## PROBLEM TO SOLVE:
Using the entries below, return word for word the lines from the one containing "Enumerate this screenshot's" up to and including the last.

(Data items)
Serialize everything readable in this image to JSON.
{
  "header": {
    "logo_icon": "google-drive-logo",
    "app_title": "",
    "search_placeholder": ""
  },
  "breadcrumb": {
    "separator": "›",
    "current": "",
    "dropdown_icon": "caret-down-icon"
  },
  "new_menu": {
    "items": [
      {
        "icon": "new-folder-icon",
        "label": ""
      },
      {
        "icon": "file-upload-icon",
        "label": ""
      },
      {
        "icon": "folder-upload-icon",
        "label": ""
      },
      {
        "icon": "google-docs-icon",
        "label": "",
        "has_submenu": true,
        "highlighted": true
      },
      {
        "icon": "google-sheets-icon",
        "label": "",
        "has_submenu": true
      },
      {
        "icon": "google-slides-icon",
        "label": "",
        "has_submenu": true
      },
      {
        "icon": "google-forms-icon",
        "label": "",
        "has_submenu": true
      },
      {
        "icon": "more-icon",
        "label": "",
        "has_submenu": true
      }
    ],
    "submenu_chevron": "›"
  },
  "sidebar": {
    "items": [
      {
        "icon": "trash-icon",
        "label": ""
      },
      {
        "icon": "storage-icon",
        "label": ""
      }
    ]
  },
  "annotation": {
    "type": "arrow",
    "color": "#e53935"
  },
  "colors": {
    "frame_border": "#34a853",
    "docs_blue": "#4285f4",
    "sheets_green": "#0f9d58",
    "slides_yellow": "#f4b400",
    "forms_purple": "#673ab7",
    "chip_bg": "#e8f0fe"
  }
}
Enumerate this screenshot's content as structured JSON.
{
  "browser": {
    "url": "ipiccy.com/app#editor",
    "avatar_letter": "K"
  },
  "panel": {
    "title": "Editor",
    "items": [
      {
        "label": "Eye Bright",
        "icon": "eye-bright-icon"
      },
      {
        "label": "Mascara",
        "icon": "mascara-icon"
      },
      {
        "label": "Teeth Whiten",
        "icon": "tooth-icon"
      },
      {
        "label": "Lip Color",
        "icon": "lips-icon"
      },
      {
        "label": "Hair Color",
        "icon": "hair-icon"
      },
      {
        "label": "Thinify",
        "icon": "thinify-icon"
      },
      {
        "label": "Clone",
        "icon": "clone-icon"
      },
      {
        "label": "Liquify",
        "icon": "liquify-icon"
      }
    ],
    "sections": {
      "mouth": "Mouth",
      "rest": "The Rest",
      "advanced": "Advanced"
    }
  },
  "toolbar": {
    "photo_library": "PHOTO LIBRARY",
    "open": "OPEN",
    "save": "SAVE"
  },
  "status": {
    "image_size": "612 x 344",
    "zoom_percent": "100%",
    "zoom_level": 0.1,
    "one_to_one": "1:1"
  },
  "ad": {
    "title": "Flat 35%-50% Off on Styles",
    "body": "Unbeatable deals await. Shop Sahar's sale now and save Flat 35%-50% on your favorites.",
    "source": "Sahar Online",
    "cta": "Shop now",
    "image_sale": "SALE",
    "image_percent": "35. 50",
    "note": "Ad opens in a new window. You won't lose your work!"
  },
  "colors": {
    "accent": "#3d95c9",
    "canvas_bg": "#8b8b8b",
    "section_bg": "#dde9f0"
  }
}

## ANSWER TO THIS PROBLEM:
Enumerate this screenshot's content as structured JSON.
{
  "browser": {
    "url": "ipiccy.com/app#editor",
    "avatar_letter": "K"
  },
  "panel": {
    "title": "Editor",
    "items": [
      {
        "label": "Eye Bright",
        "icon": "eye-bright-icon"
      },
      {
        "label": "Mascara",
        "icon": "mascara-icon"
      },
      {
        "label": "Teeth Whiten",
        "icon": "tooth-icon"
      },
      {
        "label": "Lip Color",
        "icon": "lips-icon"
      },
      {
        "label": "Hair Color",
        "icon": "hair-icon"
      },
      {
        "label": "Thinify",
        "icon": "thinify-icon"
      },
      {
        "label": "Clone",
        "icon": "clone-icon"
      },
      {
        "label": "Liquify",
        "icon": "liquify-icon"
      }
    ],
    "sections": {
      "mouth": "Mouth",
      "rest": "The Rest",
      "advanced": "Advanced"
    }
  },
  "toolbar": {
    "photo_library": "PHOTO LIBRARY",
    "open": "OPEN",
    "save": "SAVE"
  },
  "status": {
    "image_size": "612 x 344",
    "zoom_percent": "100%",
    "zoom_level": 0.1,
    "one_to_one": "1:1"
  },
  "ad": {
    "title": "Flat 35%-50% Off on Styles",
    "body": "Unbeatable deals await. Shop Sahar's sale now and save Flat 35%-50% on your favorites.",
    "source": "Sahar Online",
    "cta": "Shop now",
    "image_sale": "SALE",
    "image_percent": "35. 50",
    "note": "Ad opens in a new window. You won't lose your work!"
  },
  "colors": {
    "accent": "#3d95c9",
    "canvas_bg": "#8b8b8b",
    "section_bg": "#dde9f0"
  }
}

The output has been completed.